**Material for this task**
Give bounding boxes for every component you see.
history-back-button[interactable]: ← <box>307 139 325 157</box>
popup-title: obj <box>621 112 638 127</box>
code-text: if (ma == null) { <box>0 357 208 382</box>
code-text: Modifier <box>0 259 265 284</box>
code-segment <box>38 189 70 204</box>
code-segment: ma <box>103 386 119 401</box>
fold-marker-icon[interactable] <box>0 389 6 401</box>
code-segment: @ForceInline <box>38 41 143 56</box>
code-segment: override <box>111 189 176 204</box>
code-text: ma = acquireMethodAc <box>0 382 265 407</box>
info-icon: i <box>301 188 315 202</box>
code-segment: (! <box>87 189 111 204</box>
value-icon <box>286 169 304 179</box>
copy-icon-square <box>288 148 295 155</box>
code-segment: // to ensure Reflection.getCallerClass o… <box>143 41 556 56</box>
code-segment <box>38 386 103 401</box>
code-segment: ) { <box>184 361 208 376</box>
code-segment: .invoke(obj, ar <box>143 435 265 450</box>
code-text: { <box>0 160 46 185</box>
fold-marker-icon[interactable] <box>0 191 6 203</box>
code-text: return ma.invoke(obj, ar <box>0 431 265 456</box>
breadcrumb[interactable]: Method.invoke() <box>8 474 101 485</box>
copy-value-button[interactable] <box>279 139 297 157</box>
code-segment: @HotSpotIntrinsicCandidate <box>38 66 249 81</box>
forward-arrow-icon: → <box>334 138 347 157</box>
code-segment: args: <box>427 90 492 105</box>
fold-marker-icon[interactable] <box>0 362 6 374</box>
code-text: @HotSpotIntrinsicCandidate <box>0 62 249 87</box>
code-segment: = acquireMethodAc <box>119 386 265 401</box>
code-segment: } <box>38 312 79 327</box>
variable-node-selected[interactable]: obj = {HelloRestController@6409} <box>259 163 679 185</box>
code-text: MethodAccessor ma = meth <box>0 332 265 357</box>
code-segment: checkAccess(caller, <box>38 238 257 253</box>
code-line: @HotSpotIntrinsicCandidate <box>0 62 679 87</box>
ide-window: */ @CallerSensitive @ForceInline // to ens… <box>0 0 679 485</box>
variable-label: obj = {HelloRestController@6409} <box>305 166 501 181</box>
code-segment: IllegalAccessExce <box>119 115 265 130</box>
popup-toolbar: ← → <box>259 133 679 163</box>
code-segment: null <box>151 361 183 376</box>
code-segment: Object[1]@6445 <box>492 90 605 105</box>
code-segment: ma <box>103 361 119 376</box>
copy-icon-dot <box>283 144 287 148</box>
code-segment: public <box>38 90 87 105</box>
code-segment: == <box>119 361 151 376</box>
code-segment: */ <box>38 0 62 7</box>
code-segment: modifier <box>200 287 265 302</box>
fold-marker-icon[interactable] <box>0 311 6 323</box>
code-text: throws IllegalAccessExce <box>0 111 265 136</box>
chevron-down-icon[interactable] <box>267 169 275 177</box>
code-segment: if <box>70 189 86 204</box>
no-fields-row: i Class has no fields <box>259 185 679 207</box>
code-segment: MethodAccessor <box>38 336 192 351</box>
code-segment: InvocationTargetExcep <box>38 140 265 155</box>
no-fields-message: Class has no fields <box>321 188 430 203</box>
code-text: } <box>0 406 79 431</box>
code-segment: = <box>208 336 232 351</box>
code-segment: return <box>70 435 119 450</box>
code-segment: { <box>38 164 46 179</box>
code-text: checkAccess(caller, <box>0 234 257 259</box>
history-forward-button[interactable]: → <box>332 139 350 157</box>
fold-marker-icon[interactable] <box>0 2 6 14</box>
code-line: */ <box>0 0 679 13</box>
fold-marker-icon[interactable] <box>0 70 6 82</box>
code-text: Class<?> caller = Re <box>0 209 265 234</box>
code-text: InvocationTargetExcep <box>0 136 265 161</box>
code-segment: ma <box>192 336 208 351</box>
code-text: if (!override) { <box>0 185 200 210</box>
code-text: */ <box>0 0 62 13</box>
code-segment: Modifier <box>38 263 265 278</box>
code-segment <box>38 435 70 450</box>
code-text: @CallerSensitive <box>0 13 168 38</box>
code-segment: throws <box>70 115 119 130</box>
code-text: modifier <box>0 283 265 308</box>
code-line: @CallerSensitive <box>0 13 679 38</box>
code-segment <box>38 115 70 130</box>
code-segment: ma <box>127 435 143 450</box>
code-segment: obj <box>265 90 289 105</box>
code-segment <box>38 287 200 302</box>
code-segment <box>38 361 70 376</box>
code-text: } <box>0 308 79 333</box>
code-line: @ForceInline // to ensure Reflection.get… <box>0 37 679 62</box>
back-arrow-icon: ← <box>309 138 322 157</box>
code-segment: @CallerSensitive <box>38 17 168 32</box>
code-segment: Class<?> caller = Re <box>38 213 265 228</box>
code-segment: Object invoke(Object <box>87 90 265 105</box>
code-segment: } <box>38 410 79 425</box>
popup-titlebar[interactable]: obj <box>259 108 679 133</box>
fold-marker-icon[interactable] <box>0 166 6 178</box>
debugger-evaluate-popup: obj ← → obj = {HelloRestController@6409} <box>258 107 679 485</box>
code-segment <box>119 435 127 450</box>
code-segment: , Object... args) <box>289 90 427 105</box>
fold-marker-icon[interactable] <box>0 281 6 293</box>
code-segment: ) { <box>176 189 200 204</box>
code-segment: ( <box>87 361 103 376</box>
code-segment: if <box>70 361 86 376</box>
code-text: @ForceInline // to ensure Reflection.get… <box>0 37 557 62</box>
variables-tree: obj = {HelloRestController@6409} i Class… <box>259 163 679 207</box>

**Written exercise**
Reproduce all of the data above, replacing every "fold-marker-icon" with "collapse-marker-icon" and leaving everything else unchanged.

**Exercise answer**
Give bounding boxes for every component you see.
history-back-button[interactable]: ← <box>307 139 325 157</box>
popup-title: obj <box>621 112 638 127</box>
code-text: if (ma == null) { <box>0 357 208 382</box>
code-text: Modifier <box>0 259 265 284</box>
code-segment <box>38 189 70 204</box>
code-segment: ma <box>103 386 119 401</box>
collapse-marker-icon[interactable] <box>0 389 6 401</box>
code-segment: @ForceInline <box>38 41 143 56</box>
code-segment: override <box>111 189 176 204</box>
code-text: ma = acquireMethodAc <box>0 382 265 407</box>
info-icon: i <box>301 188 315 202</box>
code-segment: (! <box>87 189 111 204</box>
value-icon <box>286 169 304 179</box>
copy-icon-square <box>288 148 295 155</box>
code-segment: // to ensure Reflection.getCallerClass o… <box>143 41 556 56</box>
code-segment <box>38 386 103 401</box>
code-segment: ) { <box>184 361 208 376</box>
code-segment: .invoke(obj, ar <box>143 435 265 450</box>
code-text: { <box>0 160 46 185</box>
collapse-marker-icon[interactable] <box>0 191 6 203</box>
code-text: return ma.invoke(obj, ar <box>0 431 265 456</box>
breadcrumb[interactable]: Method.invoke() <box>8 474 101 485</box>
copy-value-button[interactable] <box>279 139 297 157</box>
code-segment: @HotSpotIntrinsicCandidate <box>38 66 249 81</box>
forward-arrow-icon: → <box>334 138 347 157</box>
code-segment: args: <box>427 90 492 105</box>
collapse-marker-icon[interactable] <box>0 362 6 374</box>
code-text: @HotSpotIntrinsicCandidate <box>0 62 249 87</box>
code-segment: = acquireMethodAc <box>119 386 265 401</box>
code-segment: } <box>38 312 79 327</box>
variable-node-selected[interactable]: obj = {HelloRestController@6409} <box>259 163 679 185</box>
code-text: MethodAccessor ma = meth <box>0 332 265 357</box>
code-segment: checkAccess(caller, <box>38 238 257 253</box>
code-line: @HotSpotIntrinsicCandidate <box>0 62 679 87</box>
ide-window: */ @CallerSensitive @ForceInline // to ens… <box>0 0 679 485</box>
variable-label: obj = {HelloRestController@6409} <box>305 166 501 181</box>
code-segment: IllegalAccessExce <box>119 115 265 130</box>
popup-toolbar: ← → <box>259 133 679 163</box>
code-segment: null <box>151 361 183 376</box>
code-segment: Object[1]@6445 <box>492 90 605 105</box>
code-segment: ma <box>103 361 119 376</box>
copy-icon-dot <box>283 144 287 148</box>
code-segment: public <box>38 90 87 105</box>
code-segment: == <box>119 361 151 376</box>
code-segment: */ <box>38 0 62 7</box>
code-segment: modifier <box>200 287 265 302</box>
collapse-marker-icon[interactable] <box>0 311 6 323</box>
code-text: throws IllegalAccessExce <box>0 111 265 136</box>
chevron-down-icon[interactable] <box>267 169 275 177</box>
code-segment: if <box>70 189 86 204</box>
no-fields-row: i Class has no fields <box>259 185 679 207</box>
code-segment: MethodAccessor <box>38 336 192 351</box>
code-segment: InvocationTargetExcep <box>38 140 265 155</box>
no-fields-message: Class has no fields <box>321 188 430 203</box>
code-text: } <box>0 406 79 431</box>
code-segment: = <box>208 336 232 351</box>
code-segment: return <box>70 435 119 450</box>
code-segment: { <box>38 164 46 179</box>
code-text: checkAccess(caller, <box>0 234 257 259</box>
history-forward-button[interactable]: → <box>332 139 350 157</box>
collapse-marker-icon[interactable] <box>0 2 6 14</box>
code-line: */ <box>0 0 679 13</box>
collapse-marker-icon[interactable] <box>0 70 6 82</box>
code-text: Class<?> caller = Re <box>0 209 265 234</box>
code-text: InvocationTargetExcep <box>0 136 265 161</box>
code-segment: ma <box>192 336 208 351</box>
code-text: if (!override) { <box>0 185 200 210</box>
code-text: */ <box>0 0 62 13</box>
code-segment: Modifier <box>38 263 265 278</box>
code-segment <box>38 435 70 450</box>
code-text: @CallerSensitive <box>0 13 168 38</box>
code-segment: throws <box>70 115 119 130</box>
code-text: modifier <box>0 283 265 308</box>
code-line: @CallerSensitive <box>0 13 679 38</box>
code-segment <box>38 115 70 130</box>
code-segment: ma <box>127 435 143 450</box>
code-segment: obj <box>265 90 289 105</box>
code-segment <box>38 287 200 302</box>
code-segment <box>38 361 70 376</box>
code-text: } <box>0 308 79 333</box>
code-line: @ForceInline // to ensure Reflection.get… <box>0 37 679 62</box>
back-arrow-icon: ← <box>309 138 322 157</box>
code-segment: @CallerSensitive <box>38 17 168 32</box>
code-segment: Class<?> caller = Re <box>38 213 265 228</box>
code-segment: Object invoke(Object <box>87 90 265 105</box>
code-segment: } <box>38 410 79 425</box>
popup-titlebar[interactable]: obj <box>259 108 679 133</box>
collapse-marker-icon[interactable] <box>0 166 6 178</box>
debugger-evaluate-popup: obj ← → obj = {HelloRestController@6409} <box>258 107 679 485</box>
code-segment <box>119 435 127 450</box>
code-segment: , Object... args) <box>289 90 427 105</box>
collapse-marker-icon[interactable] <box>0 281 6 293</box>
code-segment: ) { <box>176 189 200 204</box>
code-segment: ( <box>87 361 103 376</box>
code-segment: if <box>70 361 86 376</box>
code-text: @ForceInline // to ensure Reflection.get… <box>0 37 557 62</box>
variables-tree: obj = {HelloRestController@6409} i Class… <box>259 163 679 207</box>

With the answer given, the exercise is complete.